** start EXERCISE INPUTS **

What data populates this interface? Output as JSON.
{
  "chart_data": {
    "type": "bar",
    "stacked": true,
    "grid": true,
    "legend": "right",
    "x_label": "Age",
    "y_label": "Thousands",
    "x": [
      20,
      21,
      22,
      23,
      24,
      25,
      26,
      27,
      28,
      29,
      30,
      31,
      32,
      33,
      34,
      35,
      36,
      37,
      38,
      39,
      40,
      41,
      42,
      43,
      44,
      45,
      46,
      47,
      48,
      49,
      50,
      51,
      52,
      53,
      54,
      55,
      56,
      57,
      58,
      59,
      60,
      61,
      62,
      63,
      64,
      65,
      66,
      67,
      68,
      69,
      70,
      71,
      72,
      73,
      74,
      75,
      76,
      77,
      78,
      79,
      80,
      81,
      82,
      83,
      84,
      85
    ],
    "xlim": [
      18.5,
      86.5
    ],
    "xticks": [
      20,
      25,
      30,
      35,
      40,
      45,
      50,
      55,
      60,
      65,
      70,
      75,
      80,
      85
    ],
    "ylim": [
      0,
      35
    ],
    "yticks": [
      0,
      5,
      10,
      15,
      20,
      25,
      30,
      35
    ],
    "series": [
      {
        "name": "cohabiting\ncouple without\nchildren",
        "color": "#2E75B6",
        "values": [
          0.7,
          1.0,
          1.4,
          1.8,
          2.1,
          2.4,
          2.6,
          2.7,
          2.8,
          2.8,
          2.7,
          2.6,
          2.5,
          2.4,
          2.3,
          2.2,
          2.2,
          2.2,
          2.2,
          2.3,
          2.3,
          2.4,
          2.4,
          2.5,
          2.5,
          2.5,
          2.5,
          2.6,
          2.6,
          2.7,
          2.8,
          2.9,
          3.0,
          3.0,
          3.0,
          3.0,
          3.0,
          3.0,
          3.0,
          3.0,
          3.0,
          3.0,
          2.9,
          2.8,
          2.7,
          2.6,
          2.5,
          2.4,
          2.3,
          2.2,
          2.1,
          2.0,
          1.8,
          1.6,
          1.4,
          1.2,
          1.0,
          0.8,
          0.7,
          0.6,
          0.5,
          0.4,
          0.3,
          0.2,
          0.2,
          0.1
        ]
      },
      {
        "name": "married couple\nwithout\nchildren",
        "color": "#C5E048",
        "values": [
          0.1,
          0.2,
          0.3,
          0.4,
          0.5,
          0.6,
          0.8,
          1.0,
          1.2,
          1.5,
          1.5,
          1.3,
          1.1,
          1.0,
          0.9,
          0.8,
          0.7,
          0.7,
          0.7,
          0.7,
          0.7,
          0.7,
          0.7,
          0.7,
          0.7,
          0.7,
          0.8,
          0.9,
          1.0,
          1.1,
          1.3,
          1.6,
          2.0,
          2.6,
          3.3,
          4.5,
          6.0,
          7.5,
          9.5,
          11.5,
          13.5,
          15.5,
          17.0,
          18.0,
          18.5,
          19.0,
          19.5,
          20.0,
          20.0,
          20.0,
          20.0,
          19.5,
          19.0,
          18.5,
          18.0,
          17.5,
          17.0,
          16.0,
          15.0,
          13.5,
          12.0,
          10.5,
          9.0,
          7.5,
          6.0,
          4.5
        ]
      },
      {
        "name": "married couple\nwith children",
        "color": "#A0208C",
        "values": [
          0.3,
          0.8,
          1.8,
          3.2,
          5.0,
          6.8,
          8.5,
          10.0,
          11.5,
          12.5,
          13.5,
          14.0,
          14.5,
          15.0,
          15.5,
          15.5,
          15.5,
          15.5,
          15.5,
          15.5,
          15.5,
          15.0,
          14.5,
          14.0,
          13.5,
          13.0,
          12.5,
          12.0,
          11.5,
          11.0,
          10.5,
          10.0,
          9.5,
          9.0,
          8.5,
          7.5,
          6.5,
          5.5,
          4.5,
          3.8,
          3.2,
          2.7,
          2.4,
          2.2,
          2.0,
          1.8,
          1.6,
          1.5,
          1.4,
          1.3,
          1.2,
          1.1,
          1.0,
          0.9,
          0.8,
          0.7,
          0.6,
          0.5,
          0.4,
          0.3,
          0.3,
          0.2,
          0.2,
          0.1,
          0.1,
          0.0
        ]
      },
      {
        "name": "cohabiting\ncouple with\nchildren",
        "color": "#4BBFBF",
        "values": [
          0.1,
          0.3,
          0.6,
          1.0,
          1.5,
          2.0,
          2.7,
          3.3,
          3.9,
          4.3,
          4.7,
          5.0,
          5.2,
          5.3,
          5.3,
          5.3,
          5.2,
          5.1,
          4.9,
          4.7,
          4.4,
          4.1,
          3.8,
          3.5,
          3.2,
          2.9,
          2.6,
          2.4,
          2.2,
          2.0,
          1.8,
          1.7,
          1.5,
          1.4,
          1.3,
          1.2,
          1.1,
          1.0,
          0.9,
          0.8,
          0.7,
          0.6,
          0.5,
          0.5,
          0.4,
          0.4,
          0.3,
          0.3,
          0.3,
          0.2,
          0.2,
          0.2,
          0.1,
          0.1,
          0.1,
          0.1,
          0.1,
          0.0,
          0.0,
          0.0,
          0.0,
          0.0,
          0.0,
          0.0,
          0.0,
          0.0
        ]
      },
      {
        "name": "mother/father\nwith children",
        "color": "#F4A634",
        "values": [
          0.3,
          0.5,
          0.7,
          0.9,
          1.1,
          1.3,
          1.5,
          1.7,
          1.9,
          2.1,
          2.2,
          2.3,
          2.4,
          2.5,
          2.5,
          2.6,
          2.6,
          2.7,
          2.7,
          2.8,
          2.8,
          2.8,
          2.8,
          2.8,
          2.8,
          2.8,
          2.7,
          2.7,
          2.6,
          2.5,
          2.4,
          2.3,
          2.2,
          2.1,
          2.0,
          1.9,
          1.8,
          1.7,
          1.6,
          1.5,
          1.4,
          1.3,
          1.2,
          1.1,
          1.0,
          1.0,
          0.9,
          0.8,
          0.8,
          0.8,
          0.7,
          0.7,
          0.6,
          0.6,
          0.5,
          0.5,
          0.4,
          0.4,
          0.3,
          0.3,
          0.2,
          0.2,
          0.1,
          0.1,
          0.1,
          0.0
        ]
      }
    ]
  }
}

** end EXERCISE INPUTS **

Copy all the entries verbatim.

> **TASK RESULT**
What data populates this interface? Output as JSON.
{
  "chart_data": {
    "type": "bar",
    "stacked": true,
    "grid": true,
    "legend": "right",
    "x_label": "Age",
    "y_label": "Thousands",
    "x": [
      20,
      21,
      22,
      23,
      24,
      25,
      26,
      27,
      28,
      29,
      30,
      31,
      32,
      33,
      34,
      35,
      36,
      37,
      38,
      39,
      40,
      41,
      42,
      43,
      44,
      45,
      46,
      47,
      48,
      49,
      50,
      51,
      52,
      53,
      54,
      55,
      56,
      57,
      58,
      59,
      60,
      61,
      62,
      63,
      64,
      65,
      66,
      67,
      68,
      69,
      70,
      71,
      72,
      73,
      74,
      75,
      76,
      77,
      78,
      79,
      80,
      81,
      82,
      83,
      84,
      85
    ],
    "xlim": [
      18.5,
      86.5
    ],
    "xticks": [
      20,
      25,
      30,
      35,
      40,
      45,
      50,
      55,
      60,
      65,
      70,
      75,
      80,
      85
    ],
    "ylim": [
      0,
      35
    ],
    "yticks": [
      0,
      5,
      10,
      15,
      20,
      25,
      30,
      35
    ],
    "series": [
      {
        "name": "cohabiting\ncouple without\nchildren",
        "color": "#2E75B6",
        "values": [
          0.7,
          1.0,
          1.4,
          1.8,
          2.1,
          2.4,
          2.6,
          2.7,
          2.8,
          2.8,
          2.7,
          2.6,
          2.5,
          2.4,
          2.3,
          2.2,
          2.2,
          2.2,
          2.2,
          2.3,
          2.3,
          2.4,
          2.4,
          2.5,
          2.5,
          2.5,
          2.5,
          2.6,
          2.6,
          2.7,
          2.8,
          2.9,
          3.0,
          3.0,
          3.0,
          3.0,
          3.0,
          3.0,
          3.0,
          3.0,
          3.0,
          3.0,
          2.9,
          2.8,
          2.7,
          2.6,
          2.5,
          2.4,
          2.3,
          2.2,
          2.1,
          2.0,
          1.8,
          1.6,
          1.4,
          1.2,
          1.0,
          0.8,
          0.7,
          0.6,
          0.5,
          0.4,
          0.3,
          0.2,
          0.2,
          0.1
        ]
      },
      {
        "name": "married couple\nwithout\nchildren",
        "color": "#C5E048",
        "values": [
          0.1,
          0.2,
          0.3,
          0.4,
          0.5,
          0.6,
          0.8,
          1.0,
          1.2,
          1.5,
          1.5,
          1.3,
          1.1,
          1.0,
          0.9,
          0.8,
          0.7,
          0.7,
          0.7,
          0.7,
          0.7,
          0.7,
          0.7,
          0.7,
          0.7,
          0.7,
          0.8,
          0.9,
          1.0,
          1.1,
          1.3,
          1.6,
          2.0,
          2.6,
          3.3,
          4.5,
          6.0,
          7.5,
          9.5,
          11.5,
          13.5,
          15.5,
          17.0,
          18.0,
          18.5,
          19.0,
          19.5,
          20.0,
          20.0,
          20.0,
          20.0,
          19.5,
          19.0,
          18.5,
          18.0,
          17.5,
          17.0,
          16.0,
          15.0,
          13.5,
          12.0,
          10.5,
          9.0,
          7.5,
          6.0,
          4.5
        ]
      },
      {
        "name": "married couple\nwith children",
        "color": "#A0208C",
        "values": [
          0.3,
          0.8,
          1.8,
          3.2,
          5.0,
          6.8,
          8.5,
          10.0,
          11.5,
          12.5,
          13.5,
          14.0,
          14.5,
          15.0,
          15.5,
          15.5,
          15.5,
          15.5,
          15.5,
          15.5,
          15.5,
          15.0,
          14.5,
          14.0,
          13.5,
          13.0,
          12.5,
          12.0,
          11.5,
          11.0,
          10.5,
          10.0,
          9.5,
          9.0,
          8.5,
          7.5,
          6.5,
          5.5,
          4.5,
          3.8,
          3.2,
          2.7,
          2.4,
          2.2,
          2.0,
          1.8,
          1.6,
          1.5,
          1.4,
          1.3,
          1.2,
          1.1,
          1.0,
          0.9,
          0.8,
          0.7,
          0.6,
          0.5,
          0.4,
          0.3,
          0.3,
          0.2,
          0.2,
          0.1,
          0.1,
          0.0
        ]
      },
      {
        "name": "cohabiting\ncouple with\nchildren",
        "color": "#4BBFBF",
        "values": [
          0.1,
          0.3,
          0.6,
          1.0,
          1.5,
          2.0,
          2.7,
          3.3,
          3.9,
          4.3,
          4.7,
          5.0,
          5.2,
          5.3,
          5.3,
          5.3,
          5.2,
          5.1,
          4.9,
          4.7,
          4.4,
          4.1,
          3.8,
          3.5,
          3.2,
          2.9,
          2.6,
          2.4,
          2.2,
          2.0,
          1.8,
          1.7,
          1.5,
          1.4,
          1.3,
          1.2,
          1.1,
          1.0,
          0.9,
          0.8,
          0.7,
          0.6,
          0.5,
          0.5,
          0.4,
          0.4,
          0.3,
          0.3,
          0.3,
          0.2,
          0.2,
          0.2,
          0.1,
          0.1,
          0.1,
          0.1,
          0.1,
          0.0,
          0.0,
          0.0,
          0.0,
          0.0,
          0.0,
          0.0,
          0.0,
          0.0
        ]
      },
      {
        "name": "mother/father\nwith children",
        "color": "#F4A634",
        "values": [
          0.3,
          0.5,
          0.7,
          0.9,
          1.1,
          1.3,
          1.5,
          1.7,
          1.9,
          2.1,
          2.2,
          2.3,
          2.4,
          2.5,
          2.5,
          2.6,
          2.6,
          2.7,
          2.7,
          2.8,
          2.8,
          2.8,
          2.8,
          2.8,
          2.8,
          2.8,
          2.7,
          2.7,
          2.6,
          2.5,
          2.4,
          2.3,
          2.2,
          2.1,
          2.0,
          1.9,
          1.8,
          1.7,
          1.6,
          1.5,
          1.4,
          1.3,
          1.2,
          1.1,
          1.0,
          1.0,
          0.9,
          0.8,
          0.8,
          0.8,
          0.7,
          0.7,
          0.6,
          0.6,
          0.5,
          0.5,
          0.4,
          0.4,
          0.3,
          0.3,
          0.2,
          0.2,
          0.1,
          0.1,
          0.1,
          0.0
        ]
      }
    ]
  }
}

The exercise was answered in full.